• [TASK DESCRIPTION] Search the entries for the word "hebbende" and report each line that has it.

(Page content transcription data)
#####

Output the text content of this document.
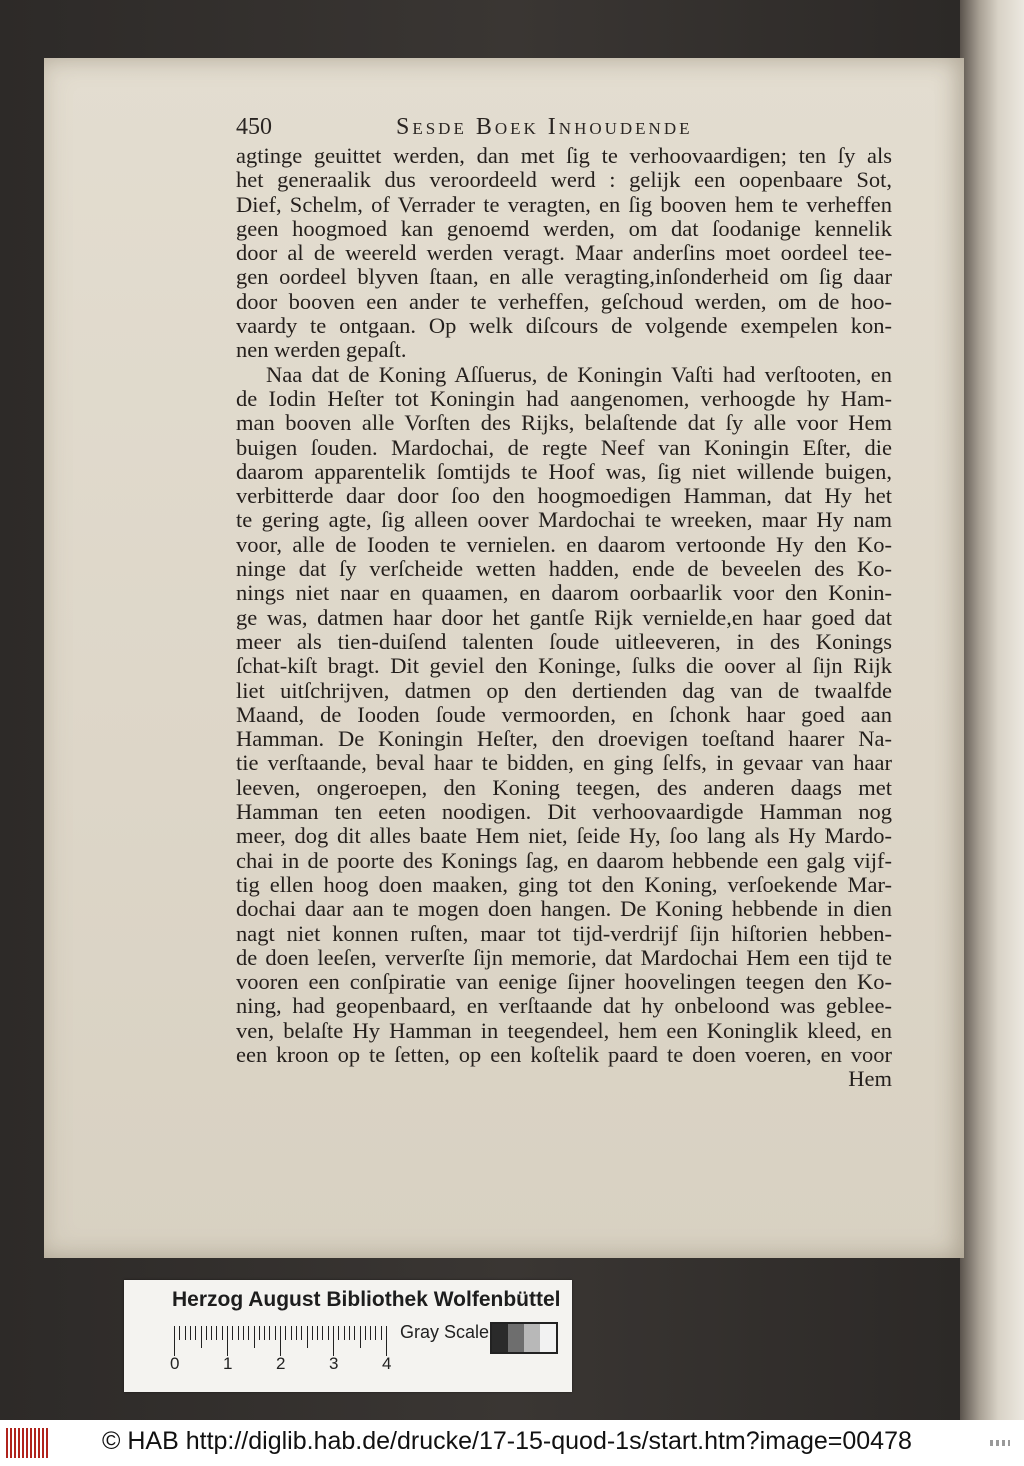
450	Sesde Boek Inhoudende
agtinge geuittet werden, dan met ſig te verhoovaardigen; ten ſy als
het generaalik dus veroordeeld werd : gelijk een oopenbaare Sot,
Dief, Schelm, of Verrader te veragten, en ſig booven hem te verheffen
geen hoogmoed kan genoemd werden, om dat ſoodanige kennelik
door al de weereld werden veragt. Maar anderſins moet oordeel tee-
gen oordeel blyven ſtaan, en alle veragting,inſonderheid om ſig daar
door booven een ander te verheffen, geſchoud werden, om de hoo-
vaardy te ontgaan. Op welk diſcours de volgende exempelen kon-
nen werden gepaſt.
Naa dat de Koning Aſſuerus, de Koningin Vaſti had verſtooten, en
de Iodin Heſter tot Koningin had aangenomen, verhoogde hy Ham-
man booven alle Vorſten des Rijks, belaſtende dat ſy alle voor Hem
buigen ſouden. Mardochai, de regte Neef van Koningin Eſter, die
daarom apparentelik ſomtijds te Hoof was, ſig niet willende buigen,
verbitterde daar door ſoo den hoogmoedigen Hamman, dat Hy het
te gering agte, ſig alleen oover Mardochai te wreeken, maar Hy nam
voor, alle de Iooden te vernielen. en daarom vertoonde Hy den Ko-
ninge dat ſy verſcheide wetten hadden, ende de beveelen des Ko-
nings niet naar en quaamen, en daarom oorbaarlik voor den Konin-
ge was, datmen haar door het gantſe Rijk vernielde,en haar goed dat
meer als tien-duiſend talenten ſoude uitleeveren, in des Konings
ſchat-kiſt bragt. Dit geviel den Koninge, ſulks die oover al ſijn Rijk
liet uitſchrijven, datmen op den dertienden dag van de twaalfde
Maand, de Iooden ſoude vermoorden, en ſchonk haar goed aan
Hamman. De Koningin Heſter, den droevigen toeſtand haarer Na-
tie verſtaande, beval haar te bidden, en ging ſelfs, in gevaar van haar
leeven, ongeroepen, den Koning teegen, des anderen daags met
Hamman ten eeten noodigen. Dit verhoovaardigde Hamman nog
meer, dog dit alles baate Hem niet, ſeide Hy, ſoo lang als Hy Mardo-
chai in de poorte des Konings ſag, en daarom hebbende een galg vijf-
tig ellen hoog doen maaken, ging tot den Koning, verſoekende Mar-
dochai daar aan te mogen doen hangen. De Koning hebbende in dien
nagt niet konnen ruſten, maar tot tijd-verdrijf ſijn hiſtorien hebben-
de doen leeſen, ververſte ſijn memorie, dat Mardochai Hem een tijd te
vooren een conſpiratie van eenige ſijner hoovelingen teegen den Ko-
ning, had geopenbaard, en verſtaande dat hy onbeloond was geblee-
ven, belaſte Hy Hamman in teegendeel, hem een Koninglik kleed, en
een kroon op te ſetten, op een koſtelik paard te doen voeren, en voor
Hem
Herzog August Bibliothek Wolfenbüttel
0	1	2	3	4
Gray Scale
© HAB http://diglib.hab.de/drucke/17-15-quod-1s/start.htm?image=00478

#####

• [TASK RESULT]
chai in de poorte des Konings ſag, en daarom hebbende een galg vijf-
dochai daar aan te mogen doen hangen. De Koning hebbende in dien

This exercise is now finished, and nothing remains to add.